WHAT IS NEEDED → Copy every entry word for word, but skip the pictures.

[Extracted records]
━━━━━━

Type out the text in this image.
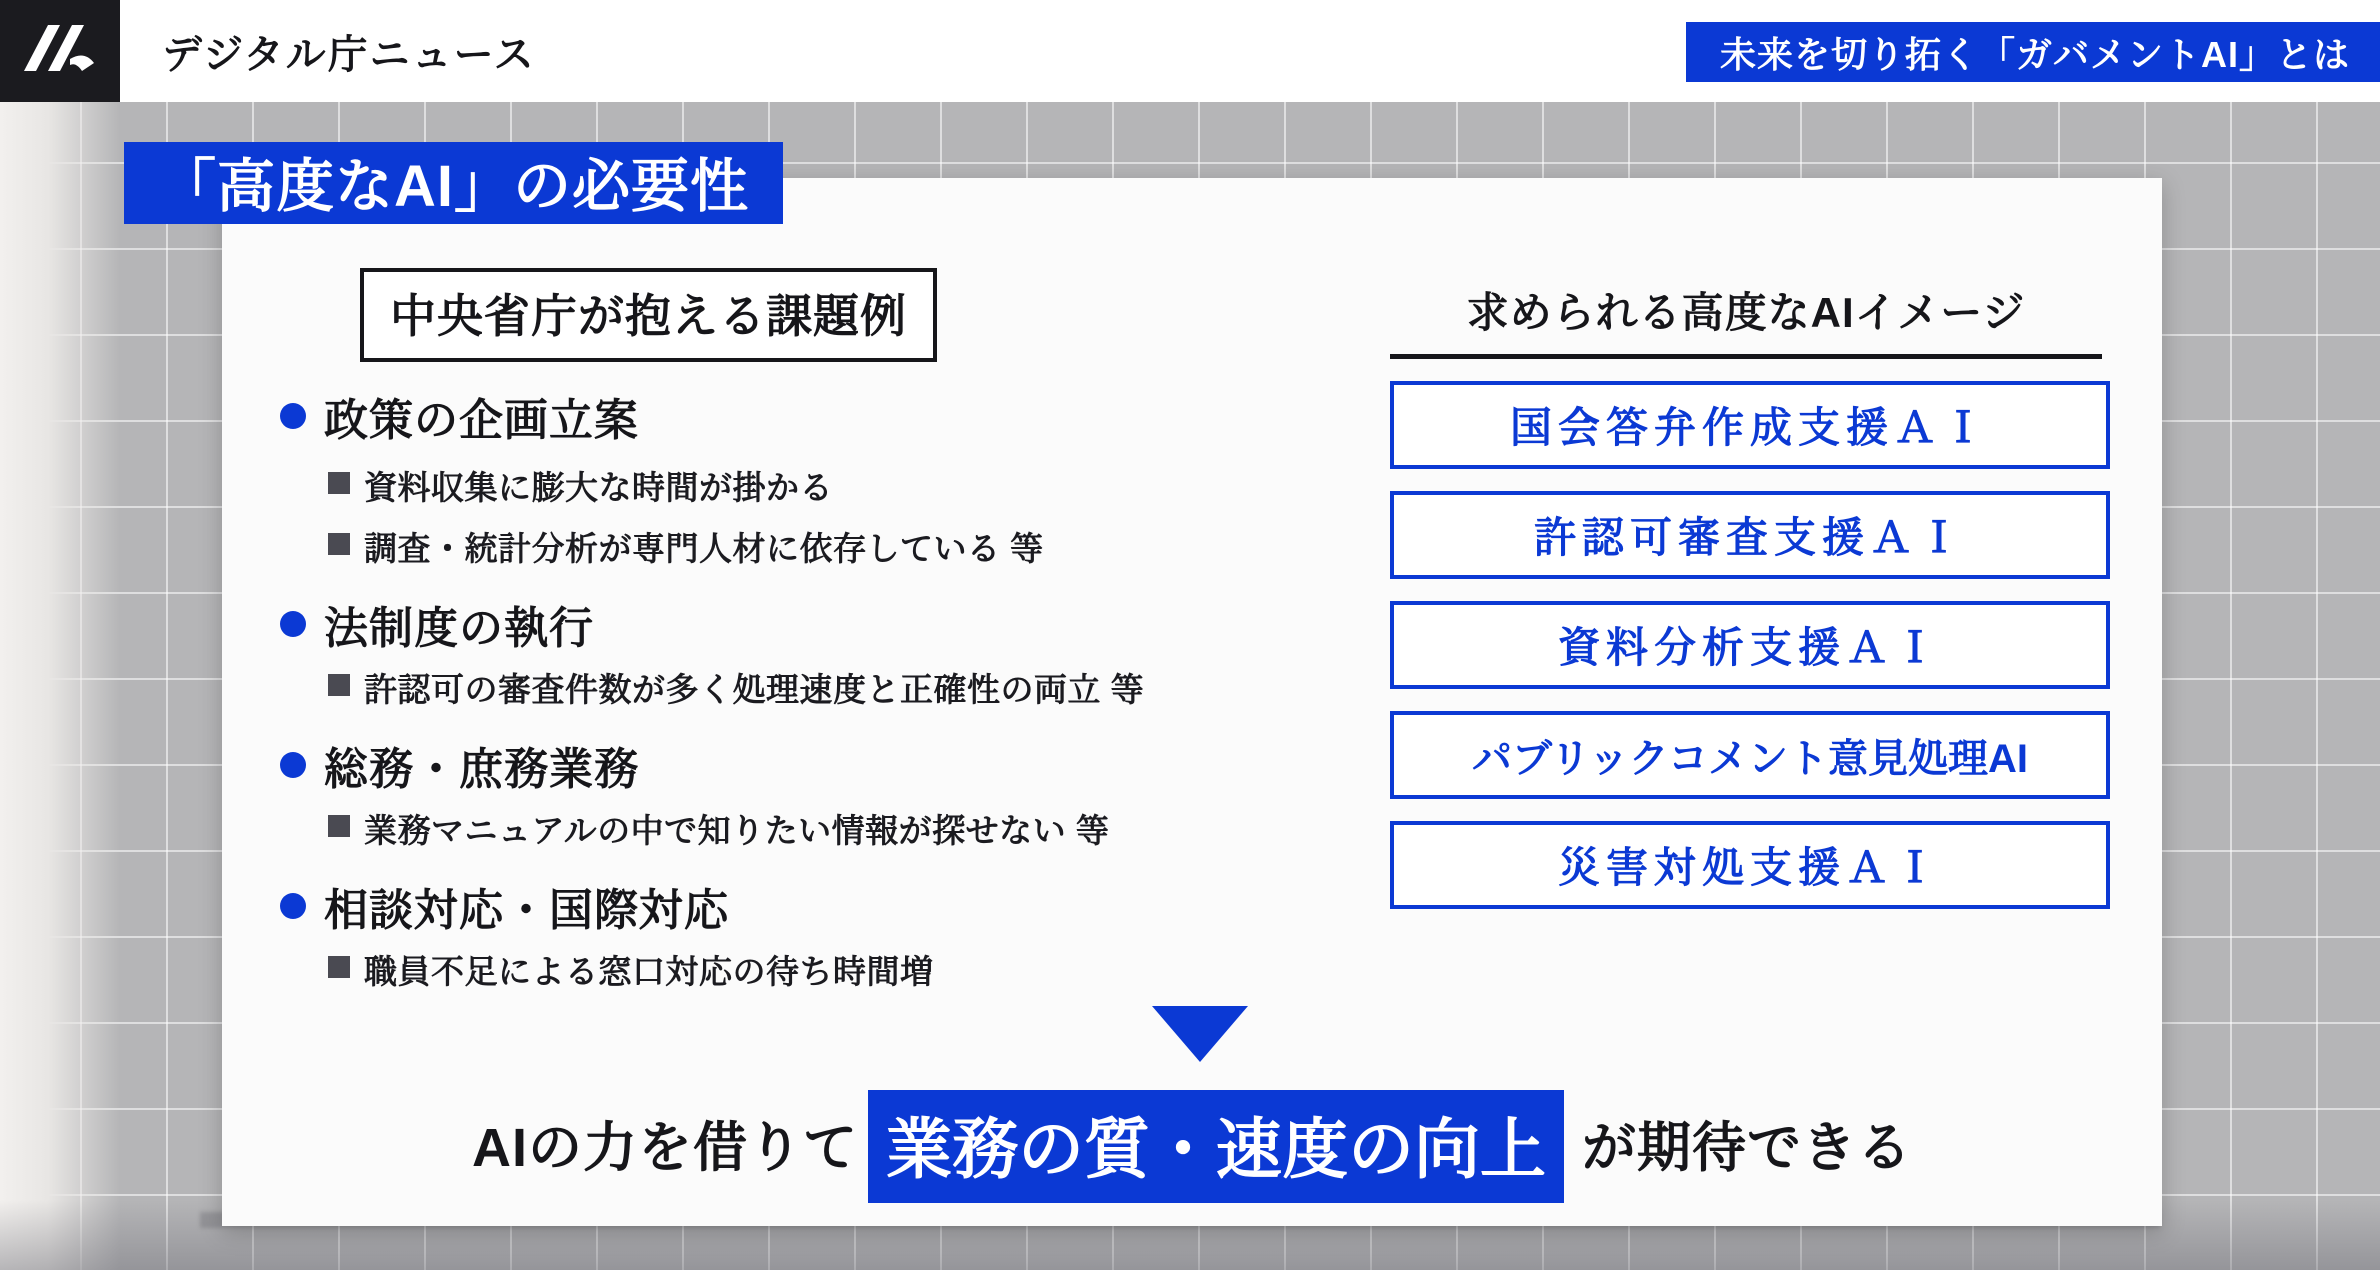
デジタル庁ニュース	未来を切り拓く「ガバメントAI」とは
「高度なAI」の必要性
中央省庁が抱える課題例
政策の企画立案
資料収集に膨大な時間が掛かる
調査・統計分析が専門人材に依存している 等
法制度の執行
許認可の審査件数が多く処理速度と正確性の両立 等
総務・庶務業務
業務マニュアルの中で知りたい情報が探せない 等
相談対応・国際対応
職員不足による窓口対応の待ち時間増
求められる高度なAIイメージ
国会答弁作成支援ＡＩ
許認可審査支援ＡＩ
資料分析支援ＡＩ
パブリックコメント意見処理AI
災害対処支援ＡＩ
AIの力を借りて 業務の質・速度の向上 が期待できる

━━━━━━

SOLUTION TO THE PROBLEM →
Type out the text in this image.
デジタル庁ニュース	未来を切り拓く「ガバメントAI」とは
「高度なAI」の必要性
中央省庁が抱える課題例
政策の企画立案
資料収集に膨大な時間が掛かる
調査・統計分析が専門人材に依存している 等
法制度の執行
許認可の審査件数が多く処理速度と正確性の両立 等
総務・庶務業務
業務マニュアルの中で知りたい情報が探せない 等
相談対応・国際対応
職員不足による窓口対応の待ち時間増
求められる高度なAIイメージ
国会答弁作成支援ＡＩ
許認可審査支援ＡＩ
資料分析支援ＡＩ
パブリックコメント意見処理AI
災害対処支援ＡＩ
AIの力を借りて 業務の質・速度の向上 が期待できる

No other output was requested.